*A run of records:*
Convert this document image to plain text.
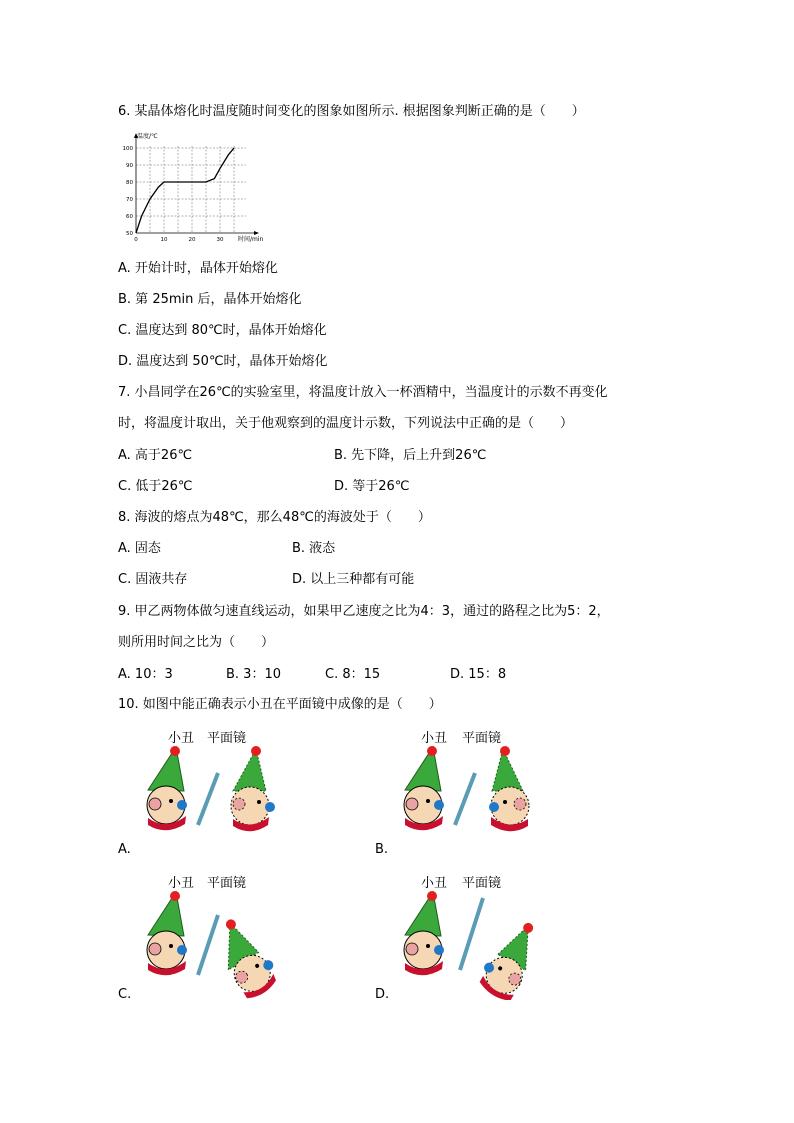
6. 某晶体熔化时温度随时间变化的图象如图所示. 根据图象判断正确的是（　　）
50
60
70
80
90
100
0	10	20	30
温度/℃
时间/min
A. 开始计时，晶体开始熔化
B. 第 25min 后，晶体开始熔化
C. 温度达到 80℃时，晶体开始熔化
D. 温度达到 50℃时，晶体开始熔化
7. 小昌同学在26℃的实验室里，将温度计放入一杯酒精中，当温度计的示数不再变化
时，将温度计取出，关于他观察到的温度计示数，下列说法中正确的是（　　）
A. 高于26℃	B. 先下降，后上升到26℃
C. 低于26℃	D. 等于26℃
8. 海波的熔点为48℃，那么48℃的海波处于（　　）
A. 固态	B. 液态
C. 固液共存	D. 以上三种都有可能
9. 甲乙两物体做匀速直线运动，如果甲乙速度之比为4：3，通过的路程之比为5：2，
则所用时间之比为（　　）
A. 10：3	B. 3：10	C. 8：15	D. 15：8
10. 如图中能正确表示小丑在平面镜中成像的是（　　）
小丑 平面镜
A.
小丑 平面镜
B.
小丑 平面镜
C.
小丑 平面镜
D.
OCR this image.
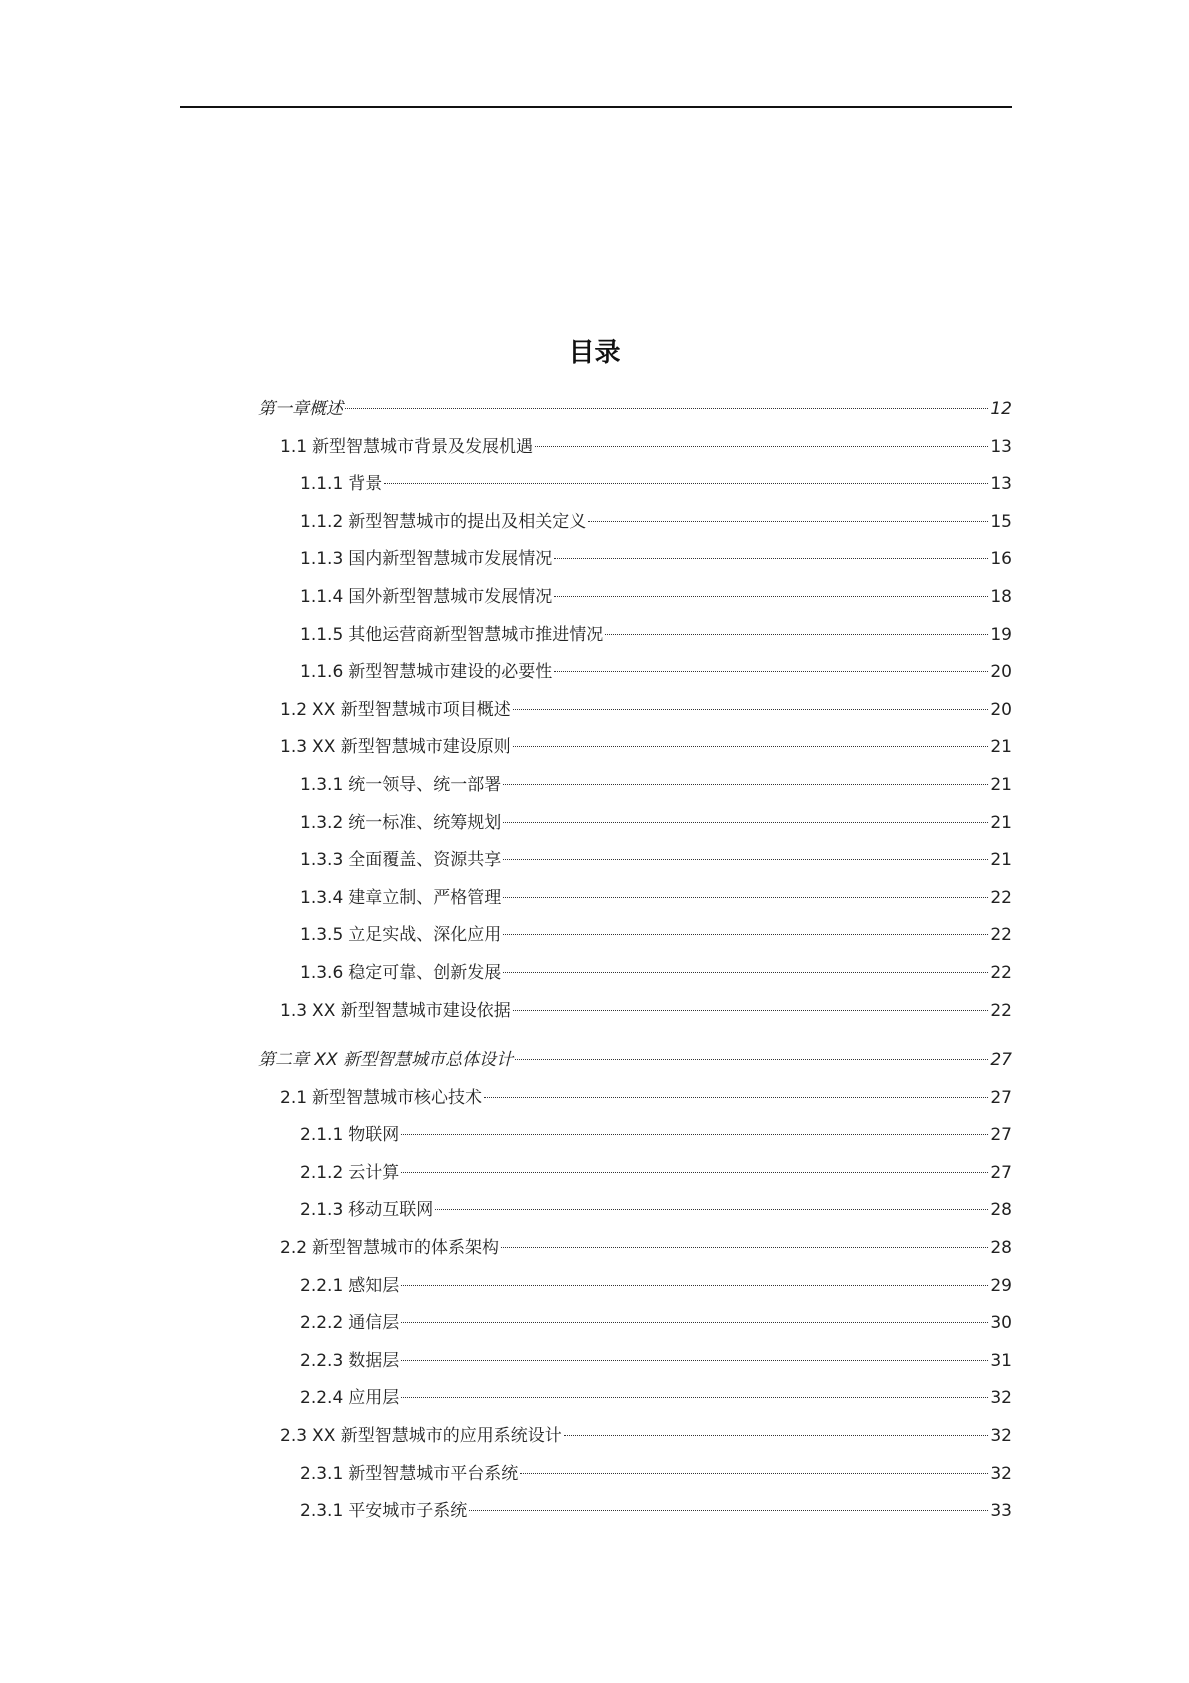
目录
第一章概述	12
1.1 新型智慧城市背景及发展机遇	13
1.1.1 背景	13
1.1.2 新型智慧城市的提出及相关定义	15
1.1.3 国内新型智慧城市发展情况	16
1.1.4 国外新型智慧城市发展情况	18
1.1.5 其他运营商新型智慧城市推进情况	19
1.1.6 新型智慧城市建设的必要性	20
1.2 XX 新型智慧城市项目概述	20
1.3 XX 新型智慧城市建设原则	21
1.3.1 统一领导、统一部署	21
1.3.2 统一标准、统筹规划	21
1.3.3 全面覆盖、资源共享	21
1.3.4 建章立制、严格管理	22
1.3.5 立足实战、深化应用	22
1.3.6 稳定可靠、创新发展	22
1.3 XX 新型智慧城市建设依据	22
第二章 XX 新型智慧城市总体设计	27
2.1 新型智慧城市核心技术	27
2.1.1 物联网	27
2.1.2 云计算	27
2.1.3 移动互联网	28
2.2 新型智慧城市的体系架构	28
2.2.1 感知层	29
2.2.2 通信层	30
2.2.3 数据层	31
2.2.4 应用层	32
2.3 XX 新型智慧城市的应用系统设计	32
2.3.1 新型智慧城市平台系统	32
2.3.1 平安城市子系统	33
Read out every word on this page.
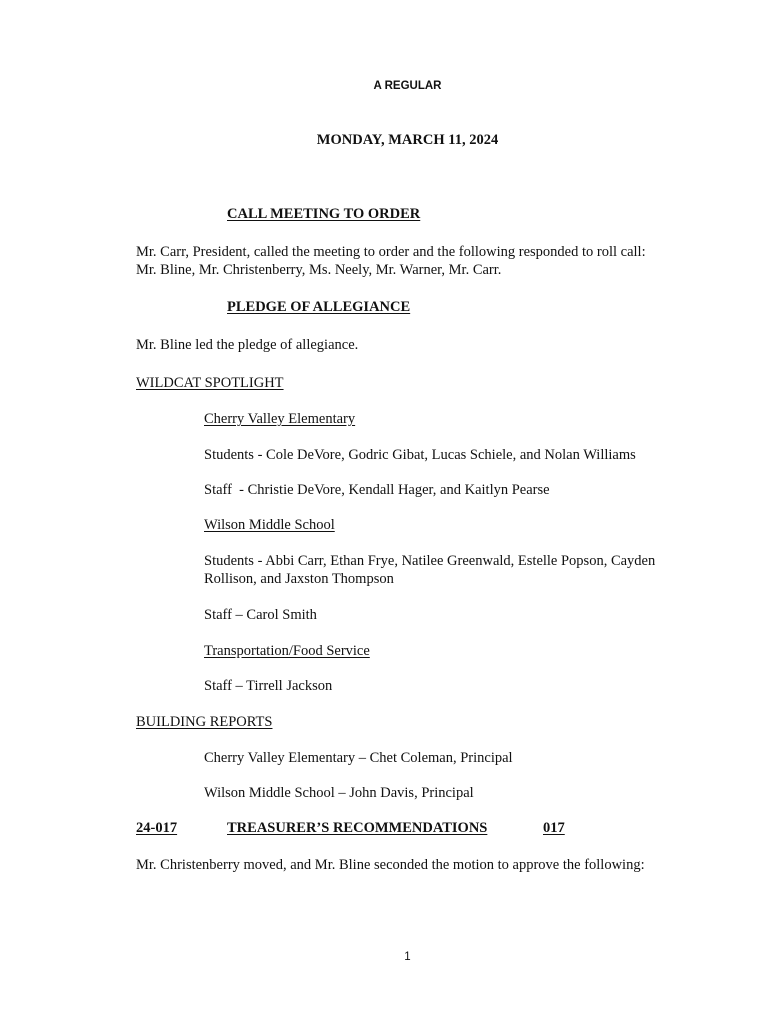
A REGULAR
MONDAY, MARCH 11, 2024
CALL MEETING TO ORDER
Mr. Carr, President, called the meeting to order and the following responded to roll call:
Mr. Bline, Mr. Christenberry, Ms. Neely, Mr. Warner, Mr. Carr.
PLEDGE OF ALLEGIANCE
Mr. Bline led the pledge of allegiance.
WILDCAT SPOTLIGHT
Cherry Valley Elementary
Students - Cole DeVore, Godric Gibat, Lucas Schiele, and Nolan Williams
Staff  - Christie DeVore, Kendall Hager, and Kaitlyn Pearse
Wilson Middle School
Students - Abbi Carr, Ethan Frye, Natilee Greenwald, Estelle Popson, Cayden
Rollison, and Jaxston Thompson
Staff – Carol Smith
Transportation/Food Service
Staff – Tirrell Jackson
BUILDING REPORTS
Cherry Valley Elementary – Chet Coleman, Principal
Wilson Middle School – John Davis, Principal
24-017	TREASURER’S RECOMMENDATIONS	017
Mr. Christenberry moved, and Mr. Bline seconded the motion to approve the following:
1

*Goal:*
Using the listing above, work out how many of its lines include "Middle", and give only the result.

*Result for this task:*
2